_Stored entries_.
-- Start --
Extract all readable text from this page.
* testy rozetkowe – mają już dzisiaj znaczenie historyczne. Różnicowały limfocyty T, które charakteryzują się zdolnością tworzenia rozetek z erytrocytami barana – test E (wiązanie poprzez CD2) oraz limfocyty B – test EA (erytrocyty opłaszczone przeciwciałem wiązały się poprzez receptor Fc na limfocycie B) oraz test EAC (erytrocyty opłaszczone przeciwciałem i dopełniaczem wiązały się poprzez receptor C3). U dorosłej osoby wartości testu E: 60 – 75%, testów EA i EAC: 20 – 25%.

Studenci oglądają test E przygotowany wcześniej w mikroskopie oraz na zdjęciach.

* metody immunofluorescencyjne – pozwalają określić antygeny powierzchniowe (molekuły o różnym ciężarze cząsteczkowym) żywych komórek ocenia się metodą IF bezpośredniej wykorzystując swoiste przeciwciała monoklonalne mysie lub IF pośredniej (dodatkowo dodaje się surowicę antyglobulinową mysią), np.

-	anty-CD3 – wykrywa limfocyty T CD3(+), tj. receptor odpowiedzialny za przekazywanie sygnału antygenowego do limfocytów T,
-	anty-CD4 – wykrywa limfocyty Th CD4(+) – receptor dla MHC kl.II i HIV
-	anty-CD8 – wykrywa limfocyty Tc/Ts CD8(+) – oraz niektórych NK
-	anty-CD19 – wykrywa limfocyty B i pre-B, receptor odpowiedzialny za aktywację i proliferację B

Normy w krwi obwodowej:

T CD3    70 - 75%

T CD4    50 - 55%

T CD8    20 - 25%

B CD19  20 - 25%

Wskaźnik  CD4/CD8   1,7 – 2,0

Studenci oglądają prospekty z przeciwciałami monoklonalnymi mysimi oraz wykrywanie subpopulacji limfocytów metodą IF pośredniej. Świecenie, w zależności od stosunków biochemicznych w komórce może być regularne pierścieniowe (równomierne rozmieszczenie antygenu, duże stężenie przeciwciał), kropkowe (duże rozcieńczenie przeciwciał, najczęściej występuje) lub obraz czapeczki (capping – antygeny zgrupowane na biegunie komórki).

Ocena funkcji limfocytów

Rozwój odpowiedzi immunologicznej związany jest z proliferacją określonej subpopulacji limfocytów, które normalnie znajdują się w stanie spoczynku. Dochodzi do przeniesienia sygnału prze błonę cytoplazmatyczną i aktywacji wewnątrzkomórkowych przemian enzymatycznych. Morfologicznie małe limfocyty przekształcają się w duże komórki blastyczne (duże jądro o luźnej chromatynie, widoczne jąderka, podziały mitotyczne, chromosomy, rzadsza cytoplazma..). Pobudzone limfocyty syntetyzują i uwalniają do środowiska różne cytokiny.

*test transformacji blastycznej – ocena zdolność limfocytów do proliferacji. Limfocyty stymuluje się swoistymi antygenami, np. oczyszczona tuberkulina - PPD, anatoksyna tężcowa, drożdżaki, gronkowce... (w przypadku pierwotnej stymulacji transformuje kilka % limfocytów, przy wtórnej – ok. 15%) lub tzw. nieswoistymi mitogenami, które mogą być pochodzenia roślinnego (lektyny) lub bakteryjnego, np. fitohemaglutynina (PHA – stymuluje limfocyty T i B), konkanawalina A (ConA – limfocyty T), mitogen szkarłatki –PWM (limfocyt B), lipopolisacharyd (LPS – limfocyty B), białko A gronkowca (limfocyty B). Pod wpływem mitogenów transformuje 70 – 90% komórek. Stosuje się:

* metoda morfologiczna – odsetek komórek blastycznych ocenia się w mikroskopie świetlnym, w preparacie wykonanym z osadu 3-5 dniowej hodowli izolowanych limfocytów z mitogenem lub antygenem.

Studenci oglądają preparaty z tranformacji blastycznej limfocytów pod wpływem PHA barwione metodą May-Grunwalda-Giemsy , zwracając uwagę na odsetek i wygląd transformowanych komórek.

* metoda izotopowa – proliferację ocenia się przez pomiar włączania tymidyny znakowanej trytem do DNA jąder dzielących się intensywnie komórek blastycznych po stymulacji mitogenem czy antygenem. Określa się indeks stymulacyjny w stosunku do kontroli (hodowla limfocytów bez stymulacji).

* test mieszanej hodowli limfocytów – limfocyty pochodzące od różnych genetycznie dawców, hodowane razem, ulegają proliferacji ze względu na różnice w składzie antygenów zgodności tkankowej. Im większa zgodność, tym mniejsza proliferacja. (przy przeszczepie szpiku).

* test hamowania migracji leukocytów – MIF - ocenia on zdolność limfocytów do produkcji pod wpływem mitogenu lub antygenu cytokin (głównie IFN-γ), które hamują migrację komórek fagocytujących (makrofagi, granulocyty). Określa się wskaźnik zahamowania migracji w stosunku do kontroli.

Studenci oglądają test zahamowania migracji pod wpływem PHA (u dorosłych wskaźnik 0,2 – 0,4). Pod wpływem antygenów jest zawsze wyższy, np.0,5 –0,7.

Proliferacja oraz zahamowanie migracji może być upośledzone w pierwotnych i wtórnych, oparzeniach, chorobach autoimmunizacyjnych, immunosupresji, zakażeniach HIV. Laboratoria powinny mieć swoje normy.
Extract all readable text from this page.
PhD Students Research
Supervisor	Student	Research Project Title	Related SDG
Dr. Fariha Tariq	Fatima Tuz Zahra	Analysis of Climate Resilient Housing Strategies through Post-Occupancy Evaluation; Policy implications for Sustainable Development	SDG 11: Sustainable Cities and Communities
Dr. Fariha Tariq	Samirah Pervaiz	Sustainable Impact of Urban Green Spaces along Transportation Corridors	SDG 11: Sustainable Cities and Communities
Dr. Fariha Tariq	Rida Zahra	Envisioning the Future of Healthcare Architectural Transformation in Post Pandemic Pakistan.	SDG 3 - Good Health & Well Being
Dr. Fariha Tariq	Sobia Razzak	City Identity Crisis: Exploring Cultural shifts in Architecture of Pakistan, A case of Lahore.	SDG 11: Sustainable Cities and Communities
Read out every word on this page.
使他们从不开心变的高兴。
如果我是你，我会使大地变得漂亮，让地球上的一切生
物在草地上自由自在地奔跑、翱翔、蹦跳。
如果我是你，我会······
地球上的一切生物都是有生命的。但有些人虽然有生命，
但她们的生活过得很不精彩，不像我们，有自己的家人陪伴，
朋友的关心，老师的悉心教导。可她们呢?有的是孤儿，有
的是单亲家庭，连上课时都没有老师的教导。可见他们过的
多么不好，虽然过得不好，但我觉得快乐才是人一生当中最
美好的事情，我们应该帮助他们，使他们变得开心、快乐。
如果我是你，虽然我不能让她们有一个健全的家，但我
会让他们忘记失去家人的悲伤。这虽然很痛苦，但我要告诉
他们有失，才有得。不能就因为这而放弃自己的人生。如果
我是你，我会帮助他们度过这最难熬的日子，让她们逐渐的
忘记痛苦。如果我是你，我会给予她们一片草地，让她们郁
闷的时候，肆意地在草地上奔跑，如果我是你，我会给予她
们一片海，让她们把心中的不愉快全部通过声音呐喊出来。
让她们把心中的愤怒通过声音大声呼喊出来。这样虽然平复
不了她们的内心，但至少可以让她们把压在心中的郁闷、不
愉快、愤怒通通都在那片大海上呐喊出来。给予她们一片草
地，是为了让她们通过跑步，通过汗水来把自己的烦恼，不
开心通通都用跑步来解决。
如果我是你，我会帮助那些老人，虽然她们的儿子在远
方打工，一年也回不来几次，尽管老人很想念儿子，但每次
-- End --
_GOAL OF THE EXERCISE_.
Pull out every line containing "如果我是你".

_SOLUTION_.
如果我是你，我会使大地变得漂亮，让地球上的一切生
如果我是你，我会······
如果我是你，虽然我不能让她们有一个健全的家，但我
忘记痛苦。如果我是你，我会给予她们一片草地，让她们郁
闷的时候，肆意地在草地上奔跑，如果我是你，我会给予她
如果我是你，我会帮助那些老人，虽然她们的儿子在远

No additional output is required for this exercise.